● BRANO FORNITO
_ _ _ _ _
PIEMONTE: I capannoni (pseudo)agricoli di Pralormo PDF Stampa E-mail

Al via una stretta per evitare gli abusi.
Il 14 maggio la commissione agricoltura del comune di Pralormo si è trovata nuovamente a giudicare un progetto di costruzione di capannoni in area agricola presentata dal sig. Tosco Maurizio, notoriamente conosciuto in paese come autotrasportatore.
La commissione agricoltura, riunitasi in Sala Consiliare era chiamata ad accertare la qualifica di “imprenditore agricolo a titolo professionale” del sig. Tosco.

La commissione ha poi aggiunto una richiesta al consiglio comunale di chiarire e rendere più stringente la normativa che definisce la professione di agricoltore e in particolate definire regole più restrittive sugli insediamenti in aree agricole, così da consentire solo ai veri agricoltori di adeguare le loro aziende alle esigenze della produzione.
_ _ _ _ _
● MATERIALE DI PARTENZA
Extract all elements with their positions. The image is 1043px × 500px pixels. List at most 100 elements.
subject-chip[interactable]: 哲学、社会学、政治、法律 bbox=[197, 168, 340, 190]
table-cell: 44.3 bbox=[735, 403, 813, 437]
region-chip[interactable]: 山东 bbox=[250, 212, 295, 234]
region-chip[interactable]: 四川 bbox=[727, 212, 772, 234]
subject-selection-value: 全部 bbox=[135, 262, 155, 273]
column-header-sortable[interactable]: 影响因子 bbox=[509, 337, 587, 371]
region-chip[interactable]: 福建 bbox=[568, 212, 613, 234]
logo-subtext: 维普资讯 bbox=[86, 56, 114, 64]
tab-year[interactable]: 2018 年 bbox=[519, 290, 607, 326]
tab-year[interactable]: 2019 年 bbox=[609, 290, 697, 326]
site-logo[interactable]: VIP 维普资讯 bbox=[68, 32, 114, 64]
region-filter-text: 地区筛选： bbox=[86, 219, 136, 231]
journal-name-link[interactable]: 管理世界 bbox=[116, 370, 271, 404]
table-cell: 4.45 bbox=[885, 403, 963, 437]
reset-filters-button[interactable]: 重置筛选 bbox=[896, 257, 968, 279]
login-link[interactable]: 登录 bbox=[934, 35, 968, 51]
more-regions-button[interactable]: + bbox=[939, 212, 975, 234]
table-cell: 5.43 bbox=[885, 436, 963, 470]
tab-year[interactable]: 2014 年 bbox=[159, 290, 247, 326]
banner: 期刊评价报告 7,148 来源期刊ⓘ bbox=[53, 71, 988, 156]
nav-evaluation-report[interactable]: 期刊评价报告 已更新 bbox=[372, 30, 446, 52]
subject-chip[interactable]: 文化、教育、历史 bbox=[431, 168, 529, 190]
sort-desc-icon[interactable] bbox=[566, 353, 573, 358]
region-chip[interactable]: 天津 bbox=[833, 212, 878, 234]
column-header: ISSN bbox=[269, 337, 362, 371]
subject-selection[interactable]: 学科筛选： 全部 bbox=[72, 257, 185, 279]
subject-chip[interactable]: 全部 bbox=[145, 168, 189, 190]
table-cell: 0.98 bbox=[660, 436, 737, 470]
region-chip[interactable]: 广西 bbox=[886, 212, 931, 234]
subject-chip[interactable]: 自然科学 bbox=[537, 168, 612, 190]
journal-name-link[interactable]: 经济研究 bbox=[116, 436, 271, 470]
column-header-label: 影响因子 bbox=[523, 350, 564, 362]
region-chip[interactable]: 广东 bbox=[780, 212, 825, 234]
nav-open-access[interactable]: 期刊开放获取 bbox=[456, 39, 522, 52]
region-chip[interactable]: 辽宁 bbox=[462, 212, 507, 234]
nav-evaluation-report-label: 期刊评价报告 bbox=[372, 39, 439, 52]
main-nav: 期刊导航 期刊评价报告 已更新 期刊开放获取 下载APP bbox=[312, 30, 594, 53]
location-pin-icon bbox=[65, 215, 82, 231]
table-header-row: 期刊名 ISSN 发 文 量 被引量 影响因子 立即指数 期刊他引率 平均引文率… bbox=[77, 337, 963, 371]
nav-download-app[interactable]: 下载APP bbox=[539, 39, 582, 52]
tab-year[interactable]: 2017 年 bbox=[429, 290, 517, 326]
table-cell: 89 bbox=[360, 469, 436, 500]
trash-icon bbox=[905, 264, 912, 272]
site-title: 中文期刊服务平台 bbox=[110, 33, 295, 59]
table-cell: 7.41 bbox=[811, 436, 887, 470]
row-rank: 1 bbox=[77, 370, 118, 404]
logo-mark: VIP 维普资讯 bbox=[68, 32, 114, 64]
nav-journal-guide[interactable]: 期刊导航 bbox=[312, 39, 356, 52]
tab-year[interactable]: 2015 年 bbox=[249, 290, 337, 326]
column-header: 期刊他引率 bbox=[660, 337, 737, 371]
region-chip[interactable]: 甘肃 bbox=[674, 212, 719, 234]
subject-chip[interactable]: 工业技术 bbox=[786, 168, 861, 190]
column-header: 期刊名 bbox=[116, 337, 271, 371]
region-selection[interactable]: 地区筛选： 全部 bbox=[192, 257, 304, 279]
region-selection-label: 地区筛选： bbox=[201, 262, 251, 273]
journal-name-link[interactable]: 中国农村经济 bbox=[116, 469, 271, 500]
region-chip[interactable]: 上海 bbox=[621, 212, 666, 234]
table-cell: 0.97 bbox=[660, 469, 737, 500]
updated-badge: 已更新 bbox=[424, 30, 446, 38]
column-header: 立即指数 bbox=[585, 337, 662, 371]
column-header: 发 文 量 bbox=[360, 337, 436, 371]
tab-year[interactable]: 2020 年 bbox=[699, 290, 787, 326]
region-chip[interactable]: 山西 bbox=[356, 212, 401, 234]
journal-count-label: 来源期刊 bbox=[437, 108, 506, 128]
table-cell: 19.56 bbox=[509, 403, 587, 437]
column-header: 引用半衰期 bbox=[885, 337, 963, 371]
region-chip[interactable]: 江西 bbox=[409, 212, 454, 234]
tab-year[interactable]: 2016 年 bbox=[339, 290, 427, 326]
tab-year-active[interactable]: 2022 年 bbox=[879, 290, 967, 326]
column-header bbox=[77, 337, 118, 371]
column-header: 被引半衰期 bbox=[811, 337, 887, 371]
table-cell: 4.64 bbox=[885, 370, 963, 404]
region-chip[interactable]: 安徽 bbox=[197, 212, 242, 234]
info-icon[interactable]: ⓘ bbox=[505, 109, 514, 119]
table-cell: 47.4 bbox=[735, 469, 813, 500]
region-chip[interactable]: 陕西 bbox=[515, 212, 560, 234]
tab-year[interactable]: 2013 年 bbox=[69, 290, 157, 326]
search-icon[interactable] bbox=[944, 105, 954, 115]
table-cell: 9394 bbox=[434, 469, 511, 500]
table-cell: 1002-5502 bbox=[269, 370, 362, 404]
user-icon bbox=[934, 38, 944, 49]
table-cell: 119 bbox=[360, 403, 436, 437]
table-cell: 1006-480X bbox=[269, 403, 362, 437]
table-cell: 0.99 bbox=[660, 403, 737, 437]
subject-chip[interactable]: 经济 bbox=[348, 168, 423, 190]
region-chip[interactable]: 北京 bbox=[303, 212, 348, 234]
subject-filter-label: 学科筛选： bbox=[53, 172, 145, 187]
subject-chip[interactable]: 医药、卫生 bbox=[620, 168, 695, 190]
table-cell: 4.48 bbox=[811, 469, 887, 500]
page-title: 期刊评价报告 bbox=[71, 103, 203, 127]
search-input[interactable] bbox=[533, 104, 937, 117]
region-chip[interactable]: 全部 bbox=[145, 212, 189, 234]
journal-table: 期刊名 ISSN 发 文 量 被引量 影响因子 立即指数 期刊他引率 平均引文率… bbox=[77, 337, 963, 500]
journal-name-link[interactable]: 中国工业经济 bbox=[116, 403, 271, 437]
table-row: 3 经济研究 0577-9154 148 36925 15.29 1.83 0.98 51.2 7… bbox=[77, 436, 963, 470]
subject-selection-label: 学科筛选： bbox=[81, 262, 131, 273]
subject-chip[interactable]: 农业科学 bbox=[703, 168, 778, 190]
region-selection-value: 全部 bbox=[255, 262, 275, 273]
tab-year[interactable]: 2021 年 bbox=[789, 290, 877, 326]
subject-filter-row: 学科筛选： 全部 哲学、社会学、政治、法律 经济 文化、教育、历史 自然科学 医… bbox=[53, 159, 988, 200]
_ _ _ _ _
● ATTIVITÀ DA SVOLGERE
a) Nell'articolo sui capannoni agricoli di Pralormo, quale qualifica del sig. Tosco era chiamata ad accertare la commissione agricoltura?
b) Prosegua l'articolo sui capannoni agricoli di Pralormo a partire dall'ultima frase riportata.

● RISPOSTE PER PUNTO
a) La qualifica di “imprenditore agricolo a titolo professionale”.

b)
"Purtroppo siamo in presenza – sostiene il rappresentante della Coldiretti in commissione Matteo Zappino  - di una normativa debole e lacunosa che offre la possibilità a chi ha il coraggio di inventarsi agricoltore di imbastire pretiche assolutamente legali anche se sostanzialmente finte per aggirare i vincoli agricoli e fare qualsiasi costruzione in qualsiasi posto di Pralormo.
Visto che sempre più spesso ci troviamo a giudicare richieste di agricoltori chiaramente "inventati dalla sera al mattino" all’unico scopo di costruire su terreni a basso costo, è necessario avere strumenti efficaci per difendere gli ultimi spazi agricoli rimasti nelle nostre zone.
Pralormo è apprezzato per il suo verde e le belle vedute: sia i cittadini di Pralormo che chi passa di qua gode di questi spazi di natura che danno giovamento anche allo spirito; io ritengo che questo sia un valore e un patrimonio di tutti i Pralormesi e non può essere lottizzato da singoli speculatori
".

Anche il sindaco Lorenzo Fogliato ha ammesso che la normativa Comunale e Regionale in materia è lacunosa si è reso disponibile a porre in cantiere una variante al piano regolatore che recepisca le istanze emerse dalla commissione agricola, che sono sentite da gran parte della popolazione.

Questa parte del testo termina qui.